** BEGIN Materials provided **
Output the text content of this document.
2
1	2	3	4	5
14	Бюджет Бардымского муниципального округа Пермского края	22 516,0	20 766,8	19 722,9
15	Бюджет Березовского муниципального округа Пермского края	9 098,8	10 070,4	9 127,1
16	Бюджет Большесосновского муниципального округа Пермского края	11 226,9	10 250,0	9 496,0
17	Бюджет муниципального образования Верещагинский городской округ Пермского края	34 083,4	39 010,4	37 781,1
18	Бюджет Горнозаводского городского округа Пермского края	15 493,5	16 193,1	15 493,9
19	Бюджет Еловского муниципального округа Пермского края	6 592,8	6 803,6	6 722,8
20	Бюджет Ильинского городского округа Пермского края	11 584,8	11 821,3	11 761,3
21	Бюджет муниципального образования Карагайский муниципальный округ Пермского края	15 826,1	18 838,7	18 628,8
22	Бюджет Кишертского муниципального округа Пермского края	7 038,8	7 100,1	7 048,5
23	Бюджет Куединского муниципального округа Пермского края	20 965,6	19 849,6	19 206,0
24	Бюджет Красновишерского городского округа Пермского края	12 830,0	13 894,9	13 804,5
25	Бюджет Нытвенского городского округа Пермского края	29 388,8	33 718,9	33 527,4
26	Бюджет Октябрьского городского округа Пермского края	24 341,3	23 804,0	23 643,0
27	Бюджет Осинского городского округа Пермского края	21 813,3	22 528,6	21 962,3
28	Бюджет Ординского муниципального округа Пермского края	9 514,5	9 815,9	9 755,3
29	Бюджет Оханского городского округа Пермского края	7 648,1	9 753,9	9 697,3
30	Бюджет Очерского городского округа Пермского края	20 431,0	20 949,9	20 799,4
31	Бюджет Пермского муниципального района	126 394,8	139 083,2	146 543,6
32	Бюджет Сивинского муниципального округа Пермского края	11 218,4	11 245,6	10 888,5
** END Materials provided **
All entries must be repeated verbatim.

→ Full answer
Output the text content of this document.
2
1	2	3	4	5
14	Бюджет Бардымского муниципального округа Пермского края	22 516,0	20 766,8	19 722,9
15	Бюджет Березовского муниципального округа Пермского края	9 098,8	10 070,4	9 127,1
16	Бюджет Большесосновского муниципального округа Пермского края	11 226,9	10 250,0	9 496,0
17	Бюджет муниципального образования Верещагинский городской округ Пермского края	34 083,4	39 010,4	37 781,1
18	Бюджет Горнозаводского городского округа Пермского края	15 493,5	16 193,1	15 493,9
19	Бюджет Еловского муниципального округа Пермского края	6 592,8	6 803,6	6 722,8
20	Бюджет Ильинского городского округа Пермского края	11 584,8	11 821,3	11 761,3
21	Бюджет муниципального образования Карагайский муниципальный округ Пермского края	15 826,1	18 838,7	18 628,8
22	Бюджет Кишертского муниципального округа Пермского края	7 038,8	7 100,1	7 048,5
23	Бюджет Куединского муниципального округа Пермского края	20 965,6	19 849,6	19 206,0
24	Бюджет Красновишерского городского округа Пермского края	12 830,0	13 894,9	13 804,5
25	Бюджет Нытвенского городского округа Пермского края	29 388,8	33 718,9	33 527,4
26	Бюджет Октябрьского городского округа Пермского края	24 341,3	23 804,0	23 643,0
27	Бюджет Осинского городского округа Пермского края	21 813,3	22 528,6	21 962,3
28	Бюджет Ординского муниципального округа Пермского края	9 514,5	9 815,9	9 755,3
29	Бюджет Оханского городского округа Пермского края	7 648,1	9 753,9	9 697,3
30	Бюджет Очерского городского округа Пермского края	20 431,0	20 949,9	20 799,4
31	Бюджет Пермского муниципального района	126 394,8	139 083,2	146 543,6
32	Бюджет Сивинского муниципального округа Пермского края	11 218,4	11 245,6	10 888,5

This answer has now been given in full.